[START DATA SHOWN]

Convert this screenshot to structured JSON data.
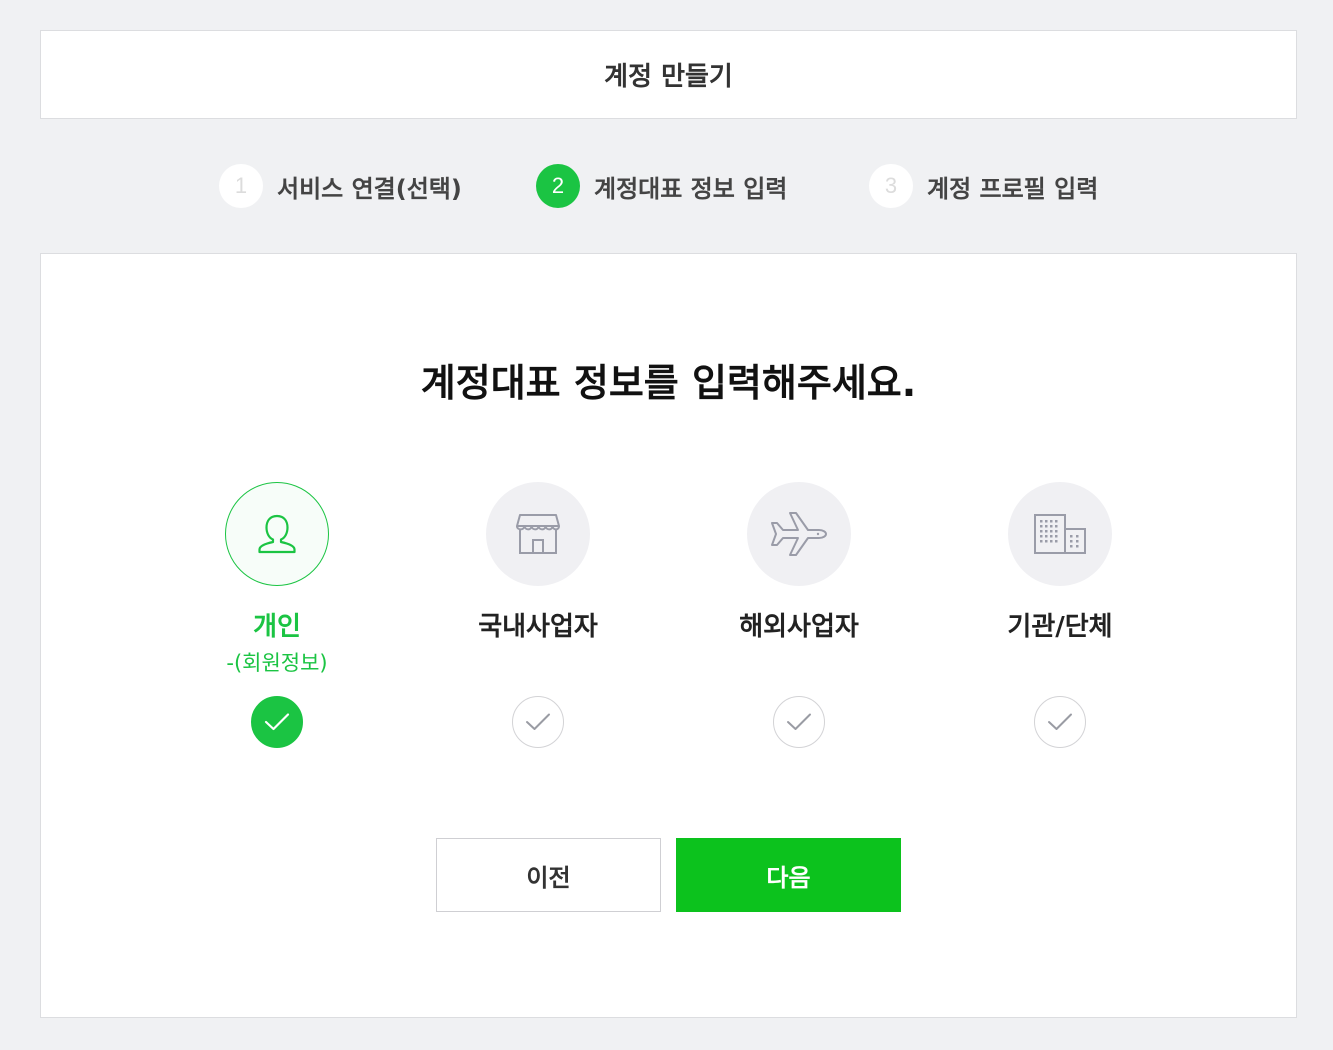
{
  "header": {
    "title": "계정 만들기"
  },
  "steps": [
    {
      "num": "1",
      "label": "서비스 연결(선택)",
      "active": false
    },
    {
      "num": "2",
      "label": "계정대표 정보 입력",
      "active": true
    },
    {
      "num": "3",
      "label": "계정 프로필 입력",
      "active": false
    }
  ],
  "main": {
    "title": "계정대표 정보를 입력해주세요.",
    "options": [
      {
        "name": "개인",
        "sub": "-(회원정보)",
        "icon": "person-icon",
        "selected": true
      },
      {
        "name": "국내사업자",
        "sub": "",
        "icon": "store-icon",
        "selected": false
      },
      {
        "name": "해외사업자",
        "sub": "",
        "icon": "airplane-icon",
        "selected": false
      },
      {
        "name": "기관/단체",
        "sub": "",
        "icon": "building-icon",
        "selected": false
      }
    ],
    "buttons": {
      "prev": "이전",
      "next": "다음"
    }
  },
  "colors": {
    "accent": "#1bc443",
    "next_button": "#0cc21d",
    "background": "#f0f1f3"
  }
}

[END DATA SHOWN]

Repeat each record exactly, with the pictures left out.

Convert this screenshot to structured JSON data.
{
  "header": {
    "title": "계정 만들기"
  },
  "steps": [
    {
      "num": "1",
      "label": "서비스 연결(선택)",
      "active": false
    },
    {
      "num": "2",
      "label": "계정대표 정보 입력",
      "active": true
    },
    {
      "num": "3",
      "label": "계정 프로필 입력",
      "active": false
    }
  ],
  "main": {
    "title": "계정대표 정보를 입력해주세요.",
    "options": [
      {
        "name": "개인",
        "sub": "-(회원정보)",
        "icon": "person-icon",
        "selected": true
      },
      {
        "name": "국내사업자",
        "sub": "",
        "icon": "store-icon",
        "selected": false
      },
      {
        "name": "해외사업자",
        "sub": "",
        "icon": "airplane-icon",
        "selected": false
      },
      {
        "name": "기관/단체",
        "sub": "",
        "icon": "building-icon",
        "selected": false
      }
    ],
    "buttons": {
      "prev": "이전",
      "next": "다음"
    }
  },
  "colors": {
    "accent": "#1bc443",
    "next_button": "#0cc21d",
    "background": "#f0f1f3"
  }
}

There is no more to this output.